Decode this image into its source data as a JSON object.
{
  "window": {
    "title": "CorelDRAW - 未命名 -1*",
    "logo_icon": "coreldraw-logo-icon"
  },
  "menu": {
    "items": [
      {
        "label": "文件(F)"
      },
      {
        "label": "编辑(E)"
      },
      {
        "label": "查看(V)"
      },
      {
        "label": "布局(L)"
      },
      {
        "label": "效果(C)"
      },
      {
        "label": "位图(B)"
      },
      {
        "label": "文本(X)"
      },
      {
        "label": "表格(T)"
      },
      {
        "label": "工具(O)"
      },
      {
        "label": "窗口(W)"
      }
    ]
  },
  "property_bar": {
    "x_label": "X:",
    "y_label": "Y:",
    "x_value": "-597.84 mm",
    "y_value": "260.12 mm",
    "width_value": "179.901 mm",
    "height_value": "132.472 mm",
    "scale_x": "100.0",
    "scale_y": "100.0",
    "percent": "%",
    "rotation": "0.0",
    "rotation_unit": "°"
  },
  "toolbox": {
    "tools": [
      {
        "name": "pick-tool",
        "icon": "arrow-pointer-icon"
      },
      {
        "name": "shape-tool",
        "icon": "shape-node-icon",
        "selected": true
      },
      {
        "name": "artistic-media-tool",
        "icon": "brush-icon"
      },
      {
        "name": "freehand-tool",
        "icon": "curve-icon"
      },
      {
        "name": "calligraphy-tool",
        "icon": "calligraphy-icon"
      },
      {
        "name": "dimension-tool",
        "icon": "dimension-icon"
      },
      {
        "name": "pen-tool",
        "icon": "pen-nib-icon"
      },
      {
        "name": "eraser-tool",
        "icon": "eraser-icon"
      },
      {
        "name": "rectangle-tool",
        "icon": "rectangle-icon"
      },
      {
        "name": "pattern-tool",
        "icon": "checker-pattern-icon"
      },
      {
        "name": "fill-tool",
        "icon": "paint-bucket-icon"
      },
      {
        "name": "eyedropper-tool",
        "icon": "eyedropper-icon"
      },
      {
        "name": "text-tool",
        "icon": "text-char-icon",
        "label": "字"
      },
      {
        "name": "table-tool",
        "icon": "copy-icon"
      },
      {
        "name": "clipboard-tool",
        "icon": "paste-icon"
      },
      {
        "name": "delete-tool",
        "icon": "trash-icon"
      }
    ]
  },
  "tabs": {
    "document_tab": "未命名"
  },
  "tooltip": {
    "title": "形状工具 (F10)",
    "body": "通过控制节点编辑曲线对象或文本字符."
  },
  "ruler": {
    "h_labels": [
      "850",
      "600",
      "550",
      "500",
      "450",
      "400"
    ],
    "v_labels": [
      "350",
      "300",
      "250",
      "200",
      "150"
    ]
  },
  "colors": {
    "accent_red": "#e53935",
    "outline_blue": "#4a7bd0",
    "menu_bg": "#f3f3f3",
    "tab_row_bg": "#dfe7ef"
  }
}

> PROBLEM STATEMENT
Gather from the records above every line containing the string "rectangle".

> THE COMPLETED TASK
        "name": "rectangle-tool",
        "icon": "rectangle-icon"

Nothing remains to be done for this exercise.